▶ **DIRECTION**
Copy the records below exactly, leaving out any pictures.

+++++

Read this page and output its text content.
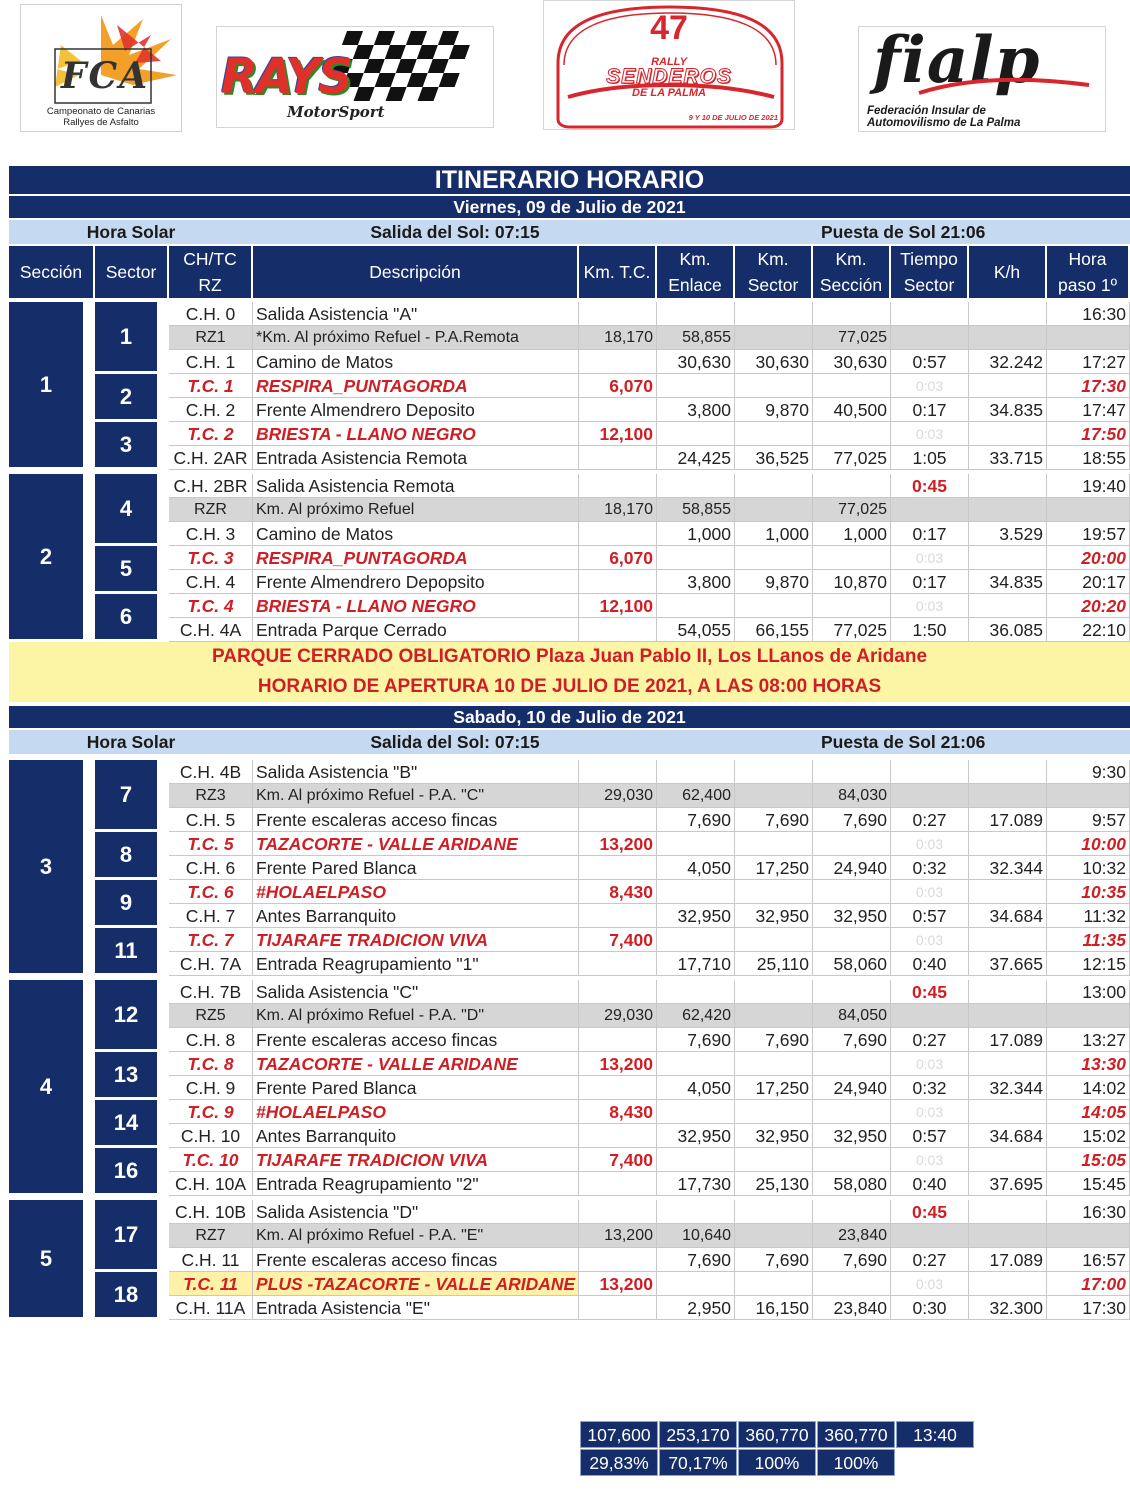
FCA
Campeonato de Canarias
Rallyes de Asfalto
RAYS
MotorSport
47
RALLY
SENDEROS
DE LA PALMA
9 Y 10 DE JULIO DE 2021
fialp
Federación Insular de
Automovilismo de La Palma
ITINERARIO HORARIO												
Viernes, 09 de Julio de 2021												
Hora Solar					Salida del Sol: 07:15				Puesta de Sol 21:06			
Sección		Sector		CH/TC RZ	Descripción	Km. T.C.	Km. Enlace	Km. Sector	Km. Sección	Tiempo Sector	K/h	Hora paso 1º
1		1		C.H. 0	Salida Asistencia "A"							16:30
				RZ1	*Km. Al próximo Refuel - P.A.Remota	18,170	58,855		77,025			
				C.H. 1	Camino de Matos		30,630	30,630	30,630	0:57	32.242	17:27
		2		T.C. 1	RESPIRA_PUNTAGORDA	6,070				0:03		17:30
				C.H. 2	Frente Almendrero Deposito		3,800	9,870	40,500	0:17	34.835	17:47
		3		T.C. 2	BRIESTA - LLANO NEGRO	12,100				0:03		17:50
				C.H. 2AR	Entrada Asistencia Remota		24,425	36,525	77,025	1:05	33.715	18:55

2		4		C.H. 2BR	Salida Asistencia Remota					0:45		19:40
				RZR	Km. Al próximo Refuel	18,170	58,855		77,025			
				C.H. 3	Camino de Matos		1,000	1,000	1,000	0:17	3.529	19:57
		5		T.C. 3	RESPIRA_PUNTAGORDA	6,070				0:03		20:00
				C.H. 4	Frente Almendrero Depopsito		3,800	9,870	10,870	0:17	34.835	20:17
		6		T.C. 4	BRIESTA - LLANO NEGRO	12,100				0:03		20:20
				C.H. 4A	Entrada Parque Cerrado		54,055	66,155	77,025	1:50	36.085	22:10
PARQUE CERRADO OBLIGATORIO Plaza Juan Pablo II, Los LLanos de Aridane												
HORARIO DE APERTURA 10 DE JULIO DE 2021, A LAS 08:00 HORAS												

Sabado, 10 de Julio de 2021												
Hora Solar					Salida del Sol: 07:15				Puesta de Sol 21:06			

3		7		C.H. 4B	Salida Asistencia "B"							9:30
				RZ3	Km. Al próximo Refuel - P.A. "C"	29,030	62,400		84,030			
				C.H. 5	Frente escaleras acceso fincas		7,690	7,690	7,690	0:27	17.089	9:57
		8		T.C. 5	TAZACORTE - VALLE ARIDANE	13,200				0:03		10:00
				C.H. 6	Frente Pared Blanca		4,050	17,250	24,940	0:32	32.344	10:32
		9		T.C. 6	#HOLAELPASO	8,430				0:03		10:35
				C.H. 7	Antes Barranquito		32,950	32,950	32,950	0:57	34.684	11:32
		11		T.C. 7	TIJARAFE TRADICION VIVA	7,400				0:03		11:35
				C.H. 7A	Entrada Reagrupamiento "1"		17,710	25,110	58,060	0:40	37.665	12:15

4		12		C.H. 7B	Salida Asistencia "C"					0:45		13:00
				RZ5	Km. Al próximo Refuel - P.A. "D"	29,030	62,420		84,050			
				C.H. 8	Frente escaleras acceso fincas		7,690	7,690	7,690	0:27	17.089	13:27
		13		T.C. 8	TAZACORTE - VALLE ARIDANE	13,200				0:03		13:30
				C.H. 9	Frente Pared Blanca		4,050	17,250	24,940	0:32	32.344	14:02
		14		T.C. 9	#HOLAELPASO	8,430				0:03		14:05
				C.H. 10	Antes Barranquito		32,950	32,950	32,950	0:57	34.684	15:02
		16		T.C. 10	TIJARAFE TRADICION VIVA	7,400				0:03		15:05
				C.H. 10A	Entrada Reagrupamiento "2"		17,730	25,130	58,080	0:40	37.695	15:45

5		17		C.H. 10B	Salida Asistencia "D"					0:45		16:30
				RZ7	Km. Al próximo Refuel - P.A. "E"	13,200	10,640		23,840			
				C.H. 11	Frente escaleras acceso fincas		7,690	7,690	7,690	0:27	17.089	16:57
		18		T.C. 11	PLUS -TAZACORTE - VALLE ARIDANE	13,200				0:03		17:00
				C.H. 11A	Entrada Asistencia "E"		2,950	16,150	23,840	0:30	32.300	17:30
107,600 253,170 360,770 360,770	13:40
29,83%	70,17%	100%	100%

+++++

▶ **RESULT OF THIS TASK**
Read this page and output its text content.
FCA
Campeonato de Canarias
Rallyes de Asfalto
RAYS
MotorSport
47
RALLY
SENDEROS
DE LA PALMA
9 Y 10 DE JULIO DE 2021
fialp
Federación Insular de
Automovilismo de La Palma
ITINERARIO HORARIO												
Viernes, 09 de Julio de 2021												
Hora Solar					Salida del Sol: 07:15				Puesta de Sol 21:06			
Sección		Sector		CH/TC RZ	Descripción	Km. T.C.	Km. Enlace	Km. Sector	Km. Sección	Tiempo Sector	K/h	Hora paso 1º
1		1		C.H. 0	Salida Asistencia "A"							16:30
				RZ1	*Km. Al próximo Refuel - P.A.Remota	18,170	58,855		77,025			
				C.H. 1	Camino de Matos		30,630	30,630	30,630	0:57	32.242	17:27
		2		T.C. 1	RESPIRA_PUNTAGORDA	6,070				0:03		17:30
				C.H. 2	Frente Almendrero Deposito		3,800	9,870	40,500	0:17	34.835	17:47
		3		T.C. 2	BRIESTA - LLANO NEGRO	12,100				0:03		17:50
				C.H. 2AR	Entrada Asistencia Remota		24,425	36,525	77,025	1:05	33.715	18:55

2		4		C.H. 2BR	Salida Asistencia Remota					0:45		19:40
				RZR	Km. Al próximo Refuel	18,170	58,855		77,025			
				C.H. 3	Camino de Matos		1,000	1,000	1,000	0:17	3.529	19:57
		5		T.C. 3	RESPIRA_PUNTAGORDA	6,070				0:03		20:00
				C.H. 4	Frente Almendrero Depopsito		3,800	9,870	10,870	0:17	34.835	20:17
		6		T.C. 4	BRIESTA - LLANO NEGRO	12,100				0:03		20:20
				C.H. 4A	Entrada Parque Cerrado		54,055	66,155	77,025	1:50	36.085	22:10
PARQUE CERRADO OBLIGATORIO Plaza Juan Pablo II, Los LLanos de Aridane												
HORARIO DE APERTURA 10 DE JULIO DE 2021, A LAS 08:00 HORAS												

Sabado, 10 de Julio de 2021												
Hora Solar					Salida del Sol: 07:15				Puesta de Sol 21:06			

3		7		C.H. 4B	Salida Asistencia "B"							9:30
				RZ3	Km. Al próximo Refuel - P.A. "C"	29,030	62,400		84,030			
				C.H. 5	Frente escaleras acceso fincas		7,690	7,690	7,690	0:27	17.089	9:57
		8		T.C. 5	TAZACORTE - VALLE ARIDANE	13,200				0:03		10:00
				C.H. 6	Frente Pared Blanca		4,050	17,250	24,940	0:32	32.344	10:32
		9		T.C. 6	#HOLAELPASO	8,430				0:03		10:35
				C.H. 7	Antes Barranquito		32,950	32,950	32,950	0:57	34.684	11:32
		11		T.C. 7	TIJARAFE TRADICION VIVA	7,400				0:03		11:35
				C.H. 7A	Entrada Reagrupamiento "1"		17,710	25,110	58,060	0:40	37.665	12:15

4		12		C.H. 7B	Salida Asistencia "C"					0:45		13:00
				RZ5	Km. Al próximo Refuel - P.A. "D"	29,030	62,420		84,050			
				C.H. 8	Frente escaleras acceso fincas		7,690	7,690	7,690	0:27	17.089	13:27
		13		T.C. 8	TAZACORTE - VALLE ARIDANE	13,200				0:03		13:30
				C.H. 9	Frente Pared Blanca		4,050	17,250	24,940	0:32	32.344	14:02
		14		T.C. 9	#HOLAELPASO	8,430				0:03		14:05
				C.H. 10	Antes Barranquito		32,950	32,950	32,950	0:57	34.684	15:02
		16		T.C. 10	TIJARAFE TRADICION VIVA	7,400				0:03		15:05
				C.H. 10A	Entrada Reagrupamiento "2"		17,730	25,130	58,080	0:40	37.695	15:45

5		17		C.H. 10B	Salida Asistencia "D"					0:45		16:30
				RZ7	Km. Al próximo Refuel - P.A. "E"	13,200	10,640		23,840			
				C.H. 11	Frente escaleras acceso fincas		7,690	7,690	7,690	0:27	17.089	16:57
		18		T.C. 11	PLUS -TAZACORTE - VALLE ARIDANE	13,200				0:03		17:00
				C.H. 11A	Entrada Asistencia "E"		2,950	16,150	23,840	0:30	32.300	17:30
107,600 253,170 360,770 360,770	13:40
29,83%	70,17%	100%	100%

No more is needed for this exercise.